#### Written instruction:
Locate the line that contains "Output a JSON" in the entries below. Retype it and all following lines through the final one, character for character.

begin

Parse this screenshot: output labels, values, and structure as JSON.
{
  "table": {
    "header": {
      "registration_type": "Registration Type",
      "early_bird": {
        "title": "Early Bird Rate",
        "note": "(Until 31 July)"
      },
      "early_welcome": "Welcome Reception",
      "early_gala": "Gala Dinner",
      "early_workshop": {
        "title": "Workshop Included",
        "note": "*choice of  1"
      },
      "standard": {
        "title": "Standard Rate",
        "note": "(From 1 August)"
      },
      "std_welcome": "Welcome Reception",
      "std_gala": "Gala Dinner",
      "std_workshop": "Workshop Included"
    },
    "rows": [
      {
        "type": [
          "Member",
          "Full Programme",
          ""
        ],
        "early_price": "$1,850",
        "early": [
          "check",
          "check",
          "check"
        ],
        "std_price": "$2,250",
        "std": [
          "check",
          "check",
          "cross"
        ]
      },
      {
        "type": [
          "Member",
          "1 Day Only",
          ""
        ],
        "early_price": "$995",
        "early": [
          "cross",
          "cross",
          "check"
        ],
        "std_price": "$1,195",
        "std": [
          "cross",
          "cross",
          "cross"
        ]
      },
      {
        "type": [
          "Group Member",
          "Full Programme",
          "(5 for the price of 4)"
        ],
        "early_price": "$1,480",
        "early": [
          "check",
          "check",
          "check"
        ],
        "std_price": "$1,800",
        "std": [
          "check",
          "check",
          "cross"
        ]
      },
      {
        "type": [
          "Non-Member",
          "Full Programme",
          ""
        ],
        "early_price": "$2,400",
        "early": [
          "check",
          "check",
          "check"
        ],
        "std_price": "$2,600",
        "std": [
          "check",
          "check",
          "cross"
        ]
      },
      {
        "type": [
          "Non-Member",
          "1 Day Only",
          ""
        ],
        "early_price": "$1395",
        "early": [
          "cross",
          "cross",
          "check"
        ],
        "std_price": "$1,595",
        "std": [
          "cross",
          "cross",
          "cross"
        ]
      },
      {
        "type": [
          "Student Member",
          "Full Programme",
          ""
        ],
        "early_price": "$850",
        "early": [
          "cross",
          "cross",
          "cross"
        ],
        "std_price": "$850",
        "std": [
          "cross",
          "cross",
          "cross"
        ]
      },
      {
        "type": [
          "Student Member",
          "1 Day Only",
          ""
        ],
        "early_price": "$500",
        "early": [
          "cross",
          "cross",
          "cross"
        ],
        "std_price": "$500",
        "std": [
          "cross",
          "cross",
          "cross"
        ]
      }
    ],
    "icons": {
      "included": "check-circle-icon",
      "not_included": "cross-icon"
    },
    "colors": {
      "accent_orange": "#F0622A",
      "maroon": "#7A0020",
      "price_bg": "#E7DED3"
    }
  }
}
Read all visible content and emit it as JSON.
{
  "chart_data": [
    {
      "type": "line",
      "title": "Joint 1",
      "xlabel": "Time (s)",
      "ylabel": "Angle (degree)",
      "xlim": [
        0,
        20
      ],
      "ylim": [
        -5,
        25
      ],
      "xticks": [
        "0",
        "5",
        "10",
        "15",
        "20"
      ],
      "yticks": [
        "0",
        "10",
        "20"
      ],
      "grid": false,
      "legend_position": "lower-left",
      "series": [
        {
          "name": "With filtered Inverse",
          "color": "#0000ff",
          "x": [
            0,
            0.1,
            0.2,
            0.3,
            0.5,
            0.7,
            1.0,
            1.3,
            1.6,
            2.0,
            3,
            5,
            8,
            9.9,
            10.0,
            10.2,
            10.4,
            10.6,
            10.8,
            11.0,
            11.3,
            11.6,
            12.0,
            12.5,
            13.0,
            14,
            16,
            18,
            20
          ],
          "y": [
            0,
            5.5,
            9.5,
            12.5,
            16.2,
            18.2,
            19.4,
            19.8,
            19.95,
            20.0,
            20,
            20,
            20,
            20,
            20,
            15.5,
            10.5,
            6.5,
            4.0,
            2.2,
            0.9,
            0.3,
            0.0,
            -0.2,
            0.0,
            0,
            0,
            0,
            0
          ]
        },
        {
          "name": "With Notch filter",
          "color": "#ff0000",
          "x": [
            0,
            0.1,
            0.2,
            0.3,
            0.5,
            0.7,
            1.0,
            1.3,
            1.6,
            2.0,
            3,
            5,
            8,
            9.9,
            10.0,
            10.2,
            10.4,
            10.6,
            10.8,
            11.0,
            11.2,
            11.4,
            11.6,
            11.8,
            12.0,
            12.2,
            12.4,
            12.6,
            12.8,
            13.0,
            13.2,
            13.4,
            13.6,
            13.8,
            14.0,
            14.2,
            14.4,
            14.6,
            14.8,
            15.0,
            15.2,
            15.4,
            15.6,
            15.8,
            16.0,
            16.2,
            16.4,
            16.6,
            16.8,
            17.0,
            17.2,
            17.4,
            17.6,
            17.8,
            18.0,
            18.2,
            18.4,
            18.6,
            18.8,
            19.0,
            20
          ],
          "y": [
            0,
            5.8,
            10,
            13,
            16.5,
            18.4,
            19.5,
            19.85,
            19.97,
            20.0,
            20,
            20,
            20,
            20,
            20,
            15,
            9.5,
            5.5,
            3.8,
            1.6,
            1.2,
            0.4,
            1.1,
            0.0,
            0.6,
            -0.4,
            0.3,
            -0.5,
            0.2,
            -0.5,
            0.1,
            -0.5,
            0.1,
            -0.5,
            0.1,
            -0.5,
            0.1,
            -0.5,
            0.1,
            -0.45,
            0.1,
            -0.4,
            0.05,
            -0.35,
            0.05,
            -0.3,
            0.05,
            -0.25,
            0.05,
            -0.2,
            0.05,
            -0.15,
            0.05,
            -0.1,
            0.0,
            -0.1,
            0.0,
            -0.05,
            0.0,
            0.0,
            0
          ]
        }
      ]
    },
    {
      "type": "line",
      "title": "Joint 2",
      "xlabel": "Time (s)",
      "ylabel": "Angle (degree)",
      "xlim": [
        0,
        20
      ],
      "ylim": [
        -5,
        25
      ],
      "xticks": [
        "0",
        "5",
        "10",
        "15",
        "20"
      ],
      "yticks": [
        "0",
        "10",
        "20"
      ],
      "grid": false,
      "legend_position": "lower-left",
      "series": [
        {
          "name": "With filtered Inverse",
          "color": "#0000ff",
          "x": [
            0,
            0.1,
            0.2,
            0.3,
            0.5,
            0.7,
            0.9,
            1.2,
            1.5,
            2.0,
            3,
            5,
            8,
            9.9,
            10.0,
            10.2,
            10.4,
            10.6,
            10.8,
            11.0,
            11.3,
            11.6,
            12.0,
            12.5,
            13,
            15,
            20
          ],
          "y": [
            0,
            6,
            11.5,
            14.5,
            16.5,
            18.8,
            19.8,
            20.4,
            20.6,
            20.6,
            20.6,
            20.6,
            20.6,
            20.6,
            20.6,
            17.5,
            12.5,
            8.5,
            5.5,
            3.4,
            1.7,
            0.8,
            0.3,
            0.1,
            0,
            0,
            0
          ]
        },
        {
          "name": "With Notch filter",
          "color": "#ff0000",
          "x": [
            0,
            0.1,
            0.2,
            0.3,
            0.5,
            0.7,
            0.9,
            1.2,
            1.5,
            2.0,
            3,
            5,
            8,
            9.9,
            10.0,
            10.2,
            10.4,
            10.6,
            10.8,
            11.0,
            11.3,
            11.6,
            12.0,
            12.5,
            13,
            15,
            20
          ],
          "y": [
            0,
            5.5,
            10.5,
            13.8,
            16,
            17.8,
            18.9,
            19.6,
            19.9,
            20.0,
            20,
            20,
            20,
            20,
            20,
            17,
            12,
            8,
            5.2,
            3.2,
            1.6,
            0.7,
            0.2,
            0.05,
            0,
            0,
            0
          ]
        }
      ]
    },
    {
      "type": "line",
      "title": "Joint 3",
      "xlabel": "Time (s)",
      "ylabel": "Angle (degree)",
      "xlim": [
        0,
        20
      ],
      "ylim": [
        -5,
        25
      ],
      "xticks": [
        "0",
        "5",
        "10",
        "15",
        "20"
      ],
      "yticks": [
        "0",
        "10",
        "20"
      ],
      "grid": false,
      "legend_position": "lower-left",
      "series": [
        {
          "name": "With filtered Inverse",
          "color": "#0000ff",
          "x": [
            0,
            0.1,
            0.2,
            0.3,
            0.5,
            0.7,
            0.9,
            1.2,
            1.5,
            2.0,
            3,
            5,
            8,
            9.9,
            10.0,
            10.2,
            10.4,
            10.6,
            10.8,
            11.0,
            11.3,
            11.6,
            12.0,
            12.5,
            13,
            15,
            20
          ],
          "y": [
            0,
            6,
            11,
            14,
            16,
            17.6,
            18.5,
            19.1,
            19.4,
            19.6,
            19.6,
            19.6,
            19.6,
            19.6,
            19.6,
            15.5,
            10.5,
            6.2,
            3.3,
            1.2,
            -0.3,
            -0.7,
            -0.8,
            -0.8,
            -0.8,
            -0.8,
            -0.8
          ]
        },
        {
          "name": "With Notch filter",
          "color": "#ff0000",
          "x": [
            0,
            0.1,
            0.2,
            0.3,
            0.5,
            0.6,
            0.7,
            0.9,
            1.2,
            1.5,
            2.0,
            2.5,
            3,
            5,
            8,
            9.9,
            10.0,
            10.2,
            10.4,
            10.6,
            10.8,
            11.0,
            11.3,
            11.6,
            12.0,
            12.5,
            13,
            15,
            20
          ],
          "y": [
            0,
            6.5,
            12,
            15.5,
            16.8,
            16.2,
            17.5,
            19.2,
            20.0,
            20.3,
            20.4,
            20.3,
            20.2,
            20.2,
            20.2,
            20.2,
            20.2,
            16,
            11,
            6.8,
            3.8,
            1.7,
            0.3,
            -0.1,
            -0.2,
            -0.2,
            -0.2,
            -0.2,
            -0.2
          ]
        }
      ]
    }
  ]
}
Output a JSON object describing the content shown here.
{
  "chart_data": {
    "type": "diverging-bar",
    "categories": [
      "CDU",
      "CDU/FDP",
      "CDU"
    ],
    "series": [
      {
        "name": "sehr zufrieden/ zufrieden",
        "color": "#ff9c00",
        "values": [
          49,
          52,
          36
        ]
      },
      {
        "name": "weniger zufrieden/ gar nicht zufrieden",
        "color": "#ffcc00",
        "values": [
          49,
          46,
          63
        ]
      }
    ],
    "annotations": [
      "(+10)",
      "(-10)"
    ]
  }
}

end

#### Correct output:
Output a JSON object describing the content shown here.
{
  "chart_data": {
    "type": "diverging-bar",
    "categories": [
      "CDU",
      "CDU/FDP",
      "CDU"
    ],
    "series": [
      {
        "name": "sehr zufrieden/ zufrieden",
        "color": "#ff9c00",
        "values": [
          49,
          52,
          36
        ]
      },
      {
        "name": "weniger zufrieden/ gar nicht zufrieden",
        "color": "#ffcc00",
        "values": [
          49,
          46,
          63
        ]
      }
    ],
    "annotations": [
      "(+10)",
      "(-10)"
    ]
  }
}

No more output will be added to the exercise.